_GIVEN PROBLEM_:
Your task is to print all of the data word for word.

### INFORMATION GIVEN

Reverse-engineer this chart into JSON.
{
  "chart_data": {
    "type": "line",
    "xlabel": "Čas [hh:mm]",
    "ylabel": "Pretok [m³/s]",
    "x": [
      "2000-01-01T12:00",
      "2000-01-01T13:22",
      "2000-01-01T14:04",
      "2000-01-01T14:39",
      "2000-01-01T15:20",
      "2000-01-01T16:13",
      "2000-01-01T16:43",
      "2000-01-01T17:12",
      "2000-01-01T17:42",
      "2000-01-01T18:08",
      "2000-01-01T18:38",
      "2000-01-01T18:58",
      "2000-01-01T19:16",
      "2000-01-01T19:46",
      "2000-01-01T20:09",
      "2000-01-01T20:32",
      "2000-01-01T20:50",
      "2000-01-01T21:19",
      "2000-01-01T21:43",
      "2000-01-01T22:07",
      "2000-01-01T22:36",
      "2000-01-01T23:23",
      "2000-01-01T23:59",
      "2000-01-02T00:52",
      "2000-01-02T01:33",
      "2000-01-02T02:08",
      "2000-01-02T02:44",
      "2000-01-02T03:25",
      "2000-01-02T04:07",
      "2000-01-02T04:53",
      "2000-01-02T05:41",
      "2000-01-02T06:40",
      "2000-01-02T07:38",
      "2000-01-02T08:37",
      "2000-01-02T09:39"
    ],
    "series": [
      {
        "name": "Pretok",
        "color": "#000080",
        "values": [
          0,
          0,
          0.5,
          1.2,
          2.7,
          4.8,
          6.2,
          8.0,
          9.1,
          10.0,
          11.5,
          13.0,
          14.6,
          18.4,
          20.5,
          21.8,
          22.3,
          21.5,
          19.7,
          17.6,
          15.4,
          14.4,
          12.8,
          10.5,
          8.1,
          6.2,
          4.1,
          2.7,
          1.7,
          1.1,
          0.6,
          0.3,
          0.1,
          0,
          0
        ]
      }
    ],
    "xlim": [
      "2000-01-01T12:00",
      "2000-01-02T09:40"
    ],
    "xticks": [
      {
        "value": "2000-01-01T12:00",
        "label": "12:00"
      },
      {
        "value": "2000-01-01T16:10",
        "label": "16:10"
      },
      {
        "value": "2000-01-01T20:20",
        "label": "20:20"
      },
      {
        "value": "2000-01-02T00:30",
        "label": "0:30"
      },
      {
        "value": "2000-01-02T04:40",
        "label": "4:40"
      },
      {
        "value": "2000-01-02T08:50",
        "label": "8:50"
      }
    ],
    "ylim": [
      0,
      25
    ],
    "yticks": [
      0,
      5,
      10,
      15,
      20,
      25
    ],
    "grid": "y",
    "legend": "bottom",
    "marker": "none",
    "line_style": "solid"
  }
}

######

_TASK SOLUTION_:
Reverse-engineer this chart into JSON.
{
  "chart_data": {
    "type": "line",
    "xlabel": "Čas [hh:mm]",
    "ylabel": "Pretok [m³/s]",
    "x": [
      "2000-01-01T12:00",
      "2000-01-01T13:22",
      "2000-01-01T14:04",
      "2000-01-01T14:39",
      "2000-01-01T15:20",
      "2000-01-01T16:13",
      "2000-01-01T16:43",
      "2000-01-01T17:12",
      "2000-01-01T17:42",
      "2000-01-01T18:08",
      "2000-01-01T18:38",
      "2000-01-01T18:58",
      "2000-01-01T19:16",
      "2000-01-01T19:46",
      "2000-01-01T20:09",
      "2000-01-01T20:32",
      "2000-01-01T20:50",
      "2000-01-01T21:19",
      "2000-01-01T21:43",
      "2000-01-01T22:07",
      "2000-01-01T22:36",
      "2000-01-01T23:23",
      "2000-01-01T23:59",
      "2000-01-02T00:52",
      "2000-01-02T01:33",
      "2000-01-02T02:08",
      "2000-01-02T02:44",
      "2000-01-02T03:25",
      "2000-01-02T04:07",
      "2000-01-02T04:53",
      "2000-01-02T05:41",
      "2000-01-02T06:40",
      "2000-01-02T07:38",
      "2000-01-02T08:37",
      "2000-01-02T09:39"
    ],
    "series": [
      {
        "name": "Pretok",
        "color": "#000080",
        "values": [
          0,
          0,
          0.5,
          1.2,
          2.7,
          4.8,
          6.2,
          8.0,
          9.1,
          10.0,
          11.5,
          13.0,
          14.6,
          18.4,
          20.5,
          21.8,
          22.3,
          21.5,
          19.7,
          17.6,
          15.4,
          14.4,
          12.8,
          10.5,
          8.1,
          6.2,
          4.1,
          2.7,
          1.7,
          1.1,
          0.6,
          0.3,
          0.1,
          0,
          0
        ]
      }
    ],
    "xlim": [
      "2000-01-01T12:00",
      "2000-01-02T09:40"
    ],
    "xticks": [
      {
        "value": "2000-01-01T12:00",
        "label": "12:00"
      },
      {
        "value": "2000-01-01T16:10",
        "label": "16:10"
      },
      {
        "value": "2000-01-01T20:20",
        "label": "20:20"
      },
      {
        "value": "2000-01-02T00:30",
        "label": "0:30"
      },
      {
        "value": "2000-01-02T04:40",
        "label": "4:40"
      },
      {
        "value": "2000-01-02T08:50",
        "label": "8:50"
      }
    ],
    "ylim": [
      0,
      25
    ],
    "yticks": [
      0,
      5,
      10,
      15,
      20,
      25
    ],
    "grid": "y",
    "legend": "bottom",
    "marker": "none",
    "line_style": "solid"
  }
}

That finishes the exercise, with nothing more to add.